_TASK OBJECTIVE_:
Under this task are some entries; return every one of them exactly.

_RECORDS SHOWN_:
================

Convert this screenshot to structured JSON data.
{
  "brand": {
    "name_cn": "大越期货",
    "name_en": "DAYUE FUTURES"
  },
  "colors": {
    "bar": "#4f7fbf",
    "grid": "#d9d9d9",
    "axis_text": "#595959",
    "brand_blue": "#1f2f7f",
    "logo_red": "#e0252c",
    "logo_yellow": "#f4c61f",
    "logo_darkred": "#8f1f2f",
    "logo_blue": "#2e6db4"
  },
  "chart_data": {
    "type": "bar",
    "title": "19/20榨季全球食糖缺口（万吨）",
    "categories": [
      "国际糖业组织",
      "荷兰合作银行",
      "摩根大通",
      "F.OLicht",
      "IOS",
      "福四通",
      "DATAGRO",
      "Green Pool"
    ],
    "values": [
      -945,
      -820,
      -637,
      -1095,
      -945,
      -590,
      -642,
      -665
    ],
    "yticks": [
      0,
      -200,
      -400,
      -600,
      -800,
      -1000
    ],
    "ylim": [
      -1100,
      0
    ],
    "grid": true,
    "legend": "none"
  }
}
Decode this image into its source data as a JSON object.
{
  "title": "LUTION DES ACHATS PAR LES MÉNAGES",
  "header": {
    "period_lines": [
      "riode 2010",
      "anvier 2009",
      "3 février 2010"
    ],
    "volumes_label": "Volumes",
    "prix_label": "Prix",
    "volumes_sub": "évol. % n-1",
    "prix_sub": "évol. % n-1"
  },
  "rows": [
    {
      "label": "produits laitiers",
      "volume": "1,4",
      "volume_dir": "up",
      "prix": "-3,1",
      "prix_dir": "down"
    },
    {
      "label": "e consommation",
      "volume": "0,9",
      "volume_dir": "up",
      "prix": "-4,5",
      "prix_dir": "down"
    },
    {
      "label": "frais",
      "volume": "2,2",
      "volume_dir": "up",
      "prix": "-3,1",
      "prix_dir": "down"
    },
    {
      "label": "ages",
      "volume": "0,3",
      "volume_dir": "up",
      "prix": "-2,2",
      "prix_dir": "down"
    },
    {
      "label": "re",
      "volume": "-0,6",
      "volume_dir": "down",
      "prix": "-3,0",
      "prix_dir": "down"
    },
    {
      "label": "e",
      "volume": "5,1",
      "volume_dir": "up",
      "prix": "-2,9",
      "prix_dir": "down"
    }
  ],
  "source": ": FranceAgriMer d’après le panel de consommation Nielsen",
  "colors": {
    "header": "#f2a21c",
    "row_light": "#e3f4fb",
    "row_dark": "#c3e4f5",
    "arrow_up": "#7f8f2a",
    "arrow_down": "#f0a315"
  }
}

================

_OUTPUT_:
Convert this screenshot to structured JSON data.
{
  "brand": {
    "name_cn": "大越期货",
    "name_en": "DAYUE FUTURES"
  },
  "colors": {
    "bar": "#4f7fbf",
    "grid": "#d9d9d9",
    "axis_text": "#595959",
    "brand_blue": "#1f2f7f",
    "logo_red": "#e0252c",
    "logo_yellow": "#f4c61f",
    "logo_darkred": "#8f1f2f",
    "logo_blue": "#2e6db4"
  },
  "chart_data": {
    "type": "bar",
    "title": "19/20榨季全球食糖缺口（万吨）",
    "categories": [
      "国际糖业组织",
      "荷兰合作银行",
      "摩根大通",
      "F.OLicht",
      "IOS",
      "福四通",
      "DATAGRO",
      "Green Pool"
    ],
    "values": [
      -945,
      -820,
      -637,
      -1095,
      -945,
      -590,
      -642,
      -665
    ],
    "yticks": [
      0,
      -200,
      -400,
      -600,
      -800,
      -1000
    ],
    "ylim": [
      -1100,
      0
    ],
    "grid": true,
    "legend": "none"
  }
}
Decode this image into its source data as a JSON object.
{
  "title": "LUTION DES ACHATS PAR LES MÉNAGES",
  "header": {
    "period_lines": [
      "riode 2010",
      "anvier 2009",
      "3 février 2010"
    ],
    "volumes_label": "Volumes",
    "prix_label": "Prix",
    "volumes_sub": "évol. % n-1",
    "prix_sub": "évol. % n-1"
  },
  "rows": [
    {
      "label": "produits laitiers",
      "volume": "1,4",
      "volume_dir": "up",
      "prix": "-3,1",
      "prix_dir": "down"
    },
    {
      "label": "e consommation",
      "volume": "0,9",
      "volume_dir": "up",
      "prix": "-4,5",
      "prix_dir": "down"
    },
    {
      "label": "frais",
      "volume": "2,2",
      "volume_dir": "up",
      "prix": "-3,1",
      "prix_dir": "down"
    },
    {
      "label": "ages",
      "volume": "0,3",
      "volume_dir": "up",
      "prix": "-2,2",
      "prix_dir": "down"
    },
    {
      "label": "re",
      "volume": "-0,6",
      "volume_dir": "down",
      "prix": "-3,0",
      "prix_dir": "down"
    },
    {
      "label": "e",
      "volume": "5,1",
      "volume_dir": "up",
      "prix": "-2,9",
      "prix_dir": "down"
    }
  ],
  "source": ": FranceAgriMer d’après le panel de consommation Nielsen",
  "colors": {
    "header": "#f2a21c",
    "row_light": "#e3f4fb",
    "row_dark": "#c3e4f5",
    "arrow_up": "#7f8f2a",
    "arrow_down": "#f0a315"
  }
}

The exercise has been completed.